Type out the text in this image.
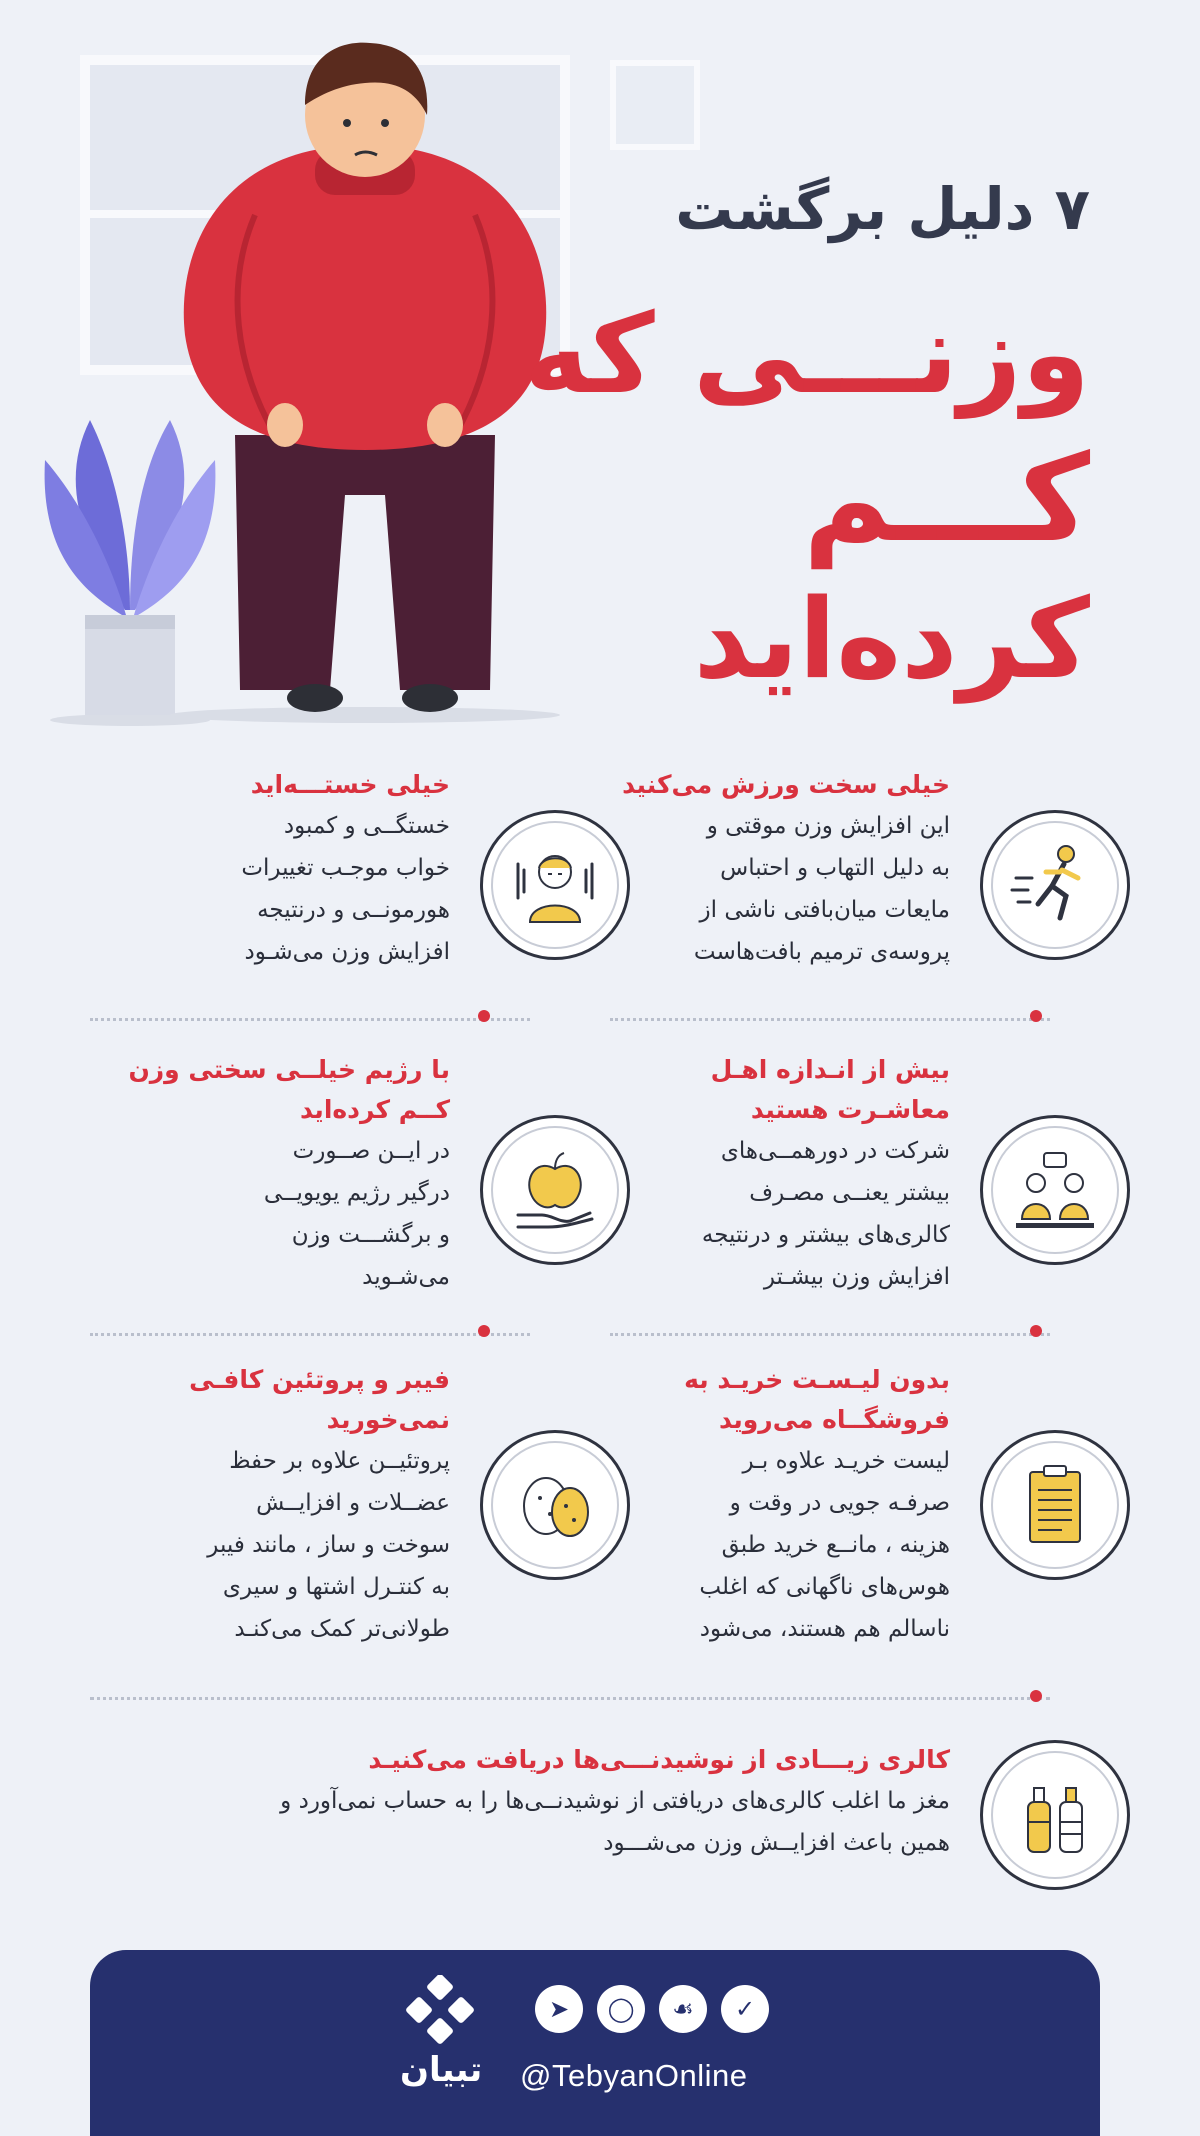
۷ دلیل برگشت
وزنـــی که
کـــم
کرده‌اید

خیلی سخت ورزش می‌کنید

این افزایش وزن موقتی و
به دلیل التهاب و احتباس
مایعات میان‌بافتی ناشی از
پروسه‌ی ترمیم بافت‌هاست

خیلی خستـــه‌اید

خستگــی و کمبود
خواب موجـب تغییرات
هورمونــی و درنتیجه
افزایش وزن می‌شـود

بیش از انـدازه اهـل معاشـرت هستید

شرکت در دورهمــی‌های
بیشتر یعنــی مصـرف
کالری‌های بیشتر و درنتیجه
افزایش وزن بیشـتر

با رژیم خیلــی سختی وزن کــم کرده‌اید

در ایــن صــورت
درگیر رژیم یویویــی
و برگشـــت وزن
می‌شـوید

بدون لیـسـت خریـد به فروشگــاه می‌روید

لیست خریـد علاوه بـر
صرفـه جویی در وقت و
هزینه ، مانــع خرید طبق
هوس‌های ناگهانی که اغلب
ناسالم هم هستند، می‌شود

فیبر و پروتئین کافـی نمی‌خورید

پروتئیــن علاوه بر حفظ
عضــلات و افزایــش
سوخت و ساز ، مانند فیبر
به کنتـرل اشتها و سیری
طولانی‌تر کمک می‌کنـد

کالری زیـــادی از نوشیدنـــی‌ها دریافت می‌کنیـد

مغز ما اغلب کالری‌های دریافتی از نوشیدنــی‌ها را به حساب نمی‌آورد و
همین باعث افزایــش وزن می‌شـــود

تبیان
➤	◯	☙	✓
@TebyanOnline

_ _ _ _ _

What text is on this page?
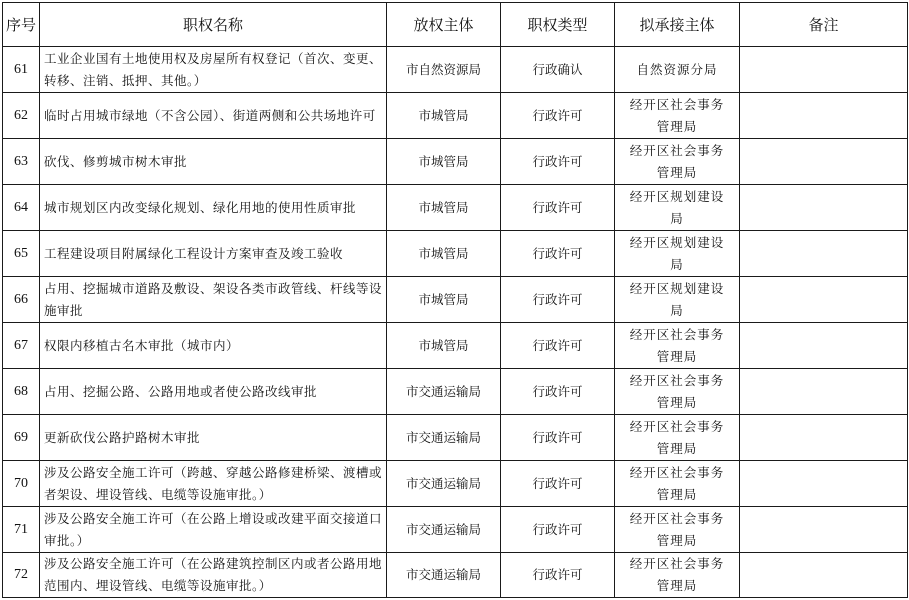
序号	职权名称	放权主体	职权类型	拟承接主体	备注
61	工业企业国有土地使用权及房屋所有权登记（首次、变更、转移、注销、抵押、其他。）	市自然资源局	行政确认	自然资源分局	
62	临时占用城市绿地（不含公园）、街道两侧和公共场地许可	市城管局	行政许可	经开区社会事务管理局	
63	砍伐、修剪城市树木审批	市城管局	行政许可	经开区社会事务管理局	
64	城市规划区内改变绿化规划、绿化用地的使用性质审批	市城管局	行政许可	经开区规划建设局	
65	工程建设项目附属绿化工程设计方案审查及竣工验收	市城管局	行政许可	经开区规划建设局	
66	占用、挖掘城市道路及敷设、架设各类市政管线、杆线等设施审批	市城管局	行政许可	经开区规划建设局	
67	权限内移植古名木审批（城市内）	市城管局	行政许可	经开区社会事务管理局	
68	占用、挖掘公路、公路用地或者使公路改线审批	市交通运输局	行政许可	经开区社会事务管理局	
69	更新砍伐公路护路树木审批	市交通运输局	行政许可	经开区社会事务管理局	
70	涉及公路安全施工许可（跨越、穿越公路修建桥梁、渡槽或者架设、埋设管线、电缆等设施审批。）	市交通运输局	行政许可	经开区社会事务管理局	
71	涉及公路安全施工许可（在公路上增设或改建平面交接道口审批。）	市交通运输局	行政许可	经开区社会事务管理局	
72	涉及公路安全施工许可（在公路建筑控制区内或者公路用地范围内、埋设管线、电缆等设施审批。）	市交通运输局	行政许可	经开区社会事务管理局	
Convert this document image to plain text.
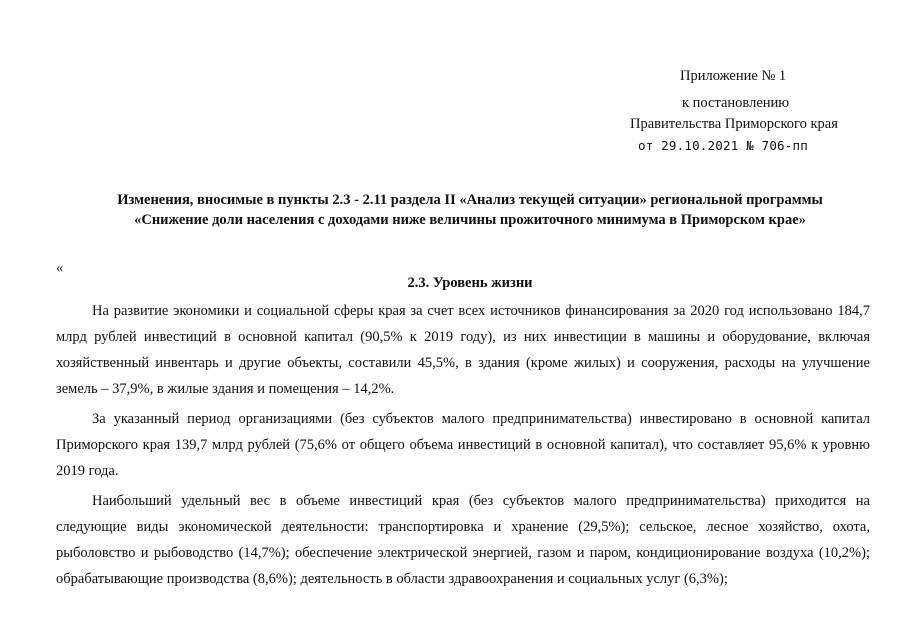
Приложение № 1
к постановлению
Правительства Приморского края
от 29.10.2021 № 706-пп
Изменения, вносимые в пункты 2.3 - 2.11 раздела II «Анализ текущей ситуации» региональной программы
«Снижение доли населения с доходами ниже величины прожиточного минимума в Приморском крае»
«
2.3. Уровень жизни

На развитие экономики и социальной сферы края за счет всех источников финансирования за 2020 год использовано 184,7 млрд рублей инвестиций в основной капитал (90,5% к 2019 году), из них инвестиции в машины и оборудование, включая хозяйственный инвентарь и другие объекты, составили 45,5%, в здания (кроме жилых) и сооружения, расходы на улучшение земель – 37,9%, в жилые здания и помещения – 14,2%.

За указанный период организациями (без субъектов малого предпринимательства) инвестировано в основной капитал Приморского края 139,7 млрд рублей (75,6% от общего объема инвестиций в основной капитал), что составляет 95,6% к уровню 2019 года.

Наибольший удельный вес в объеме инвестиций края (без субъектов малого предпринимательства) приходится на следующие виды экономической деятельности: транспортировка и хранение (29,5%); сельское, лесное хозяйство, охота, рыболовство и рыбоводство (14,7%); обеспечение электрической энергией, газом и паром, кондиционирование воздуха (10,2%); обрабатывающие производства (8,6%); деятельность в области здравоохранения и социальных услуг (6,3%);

_ _ _ _ _

• _DIRECTION_
Gather all lines from the listing above in which "افزایــش" occurs.

• _RESULT_
عضــلات و افزایــش
همین باعث افزایــش وزن می‌شـــود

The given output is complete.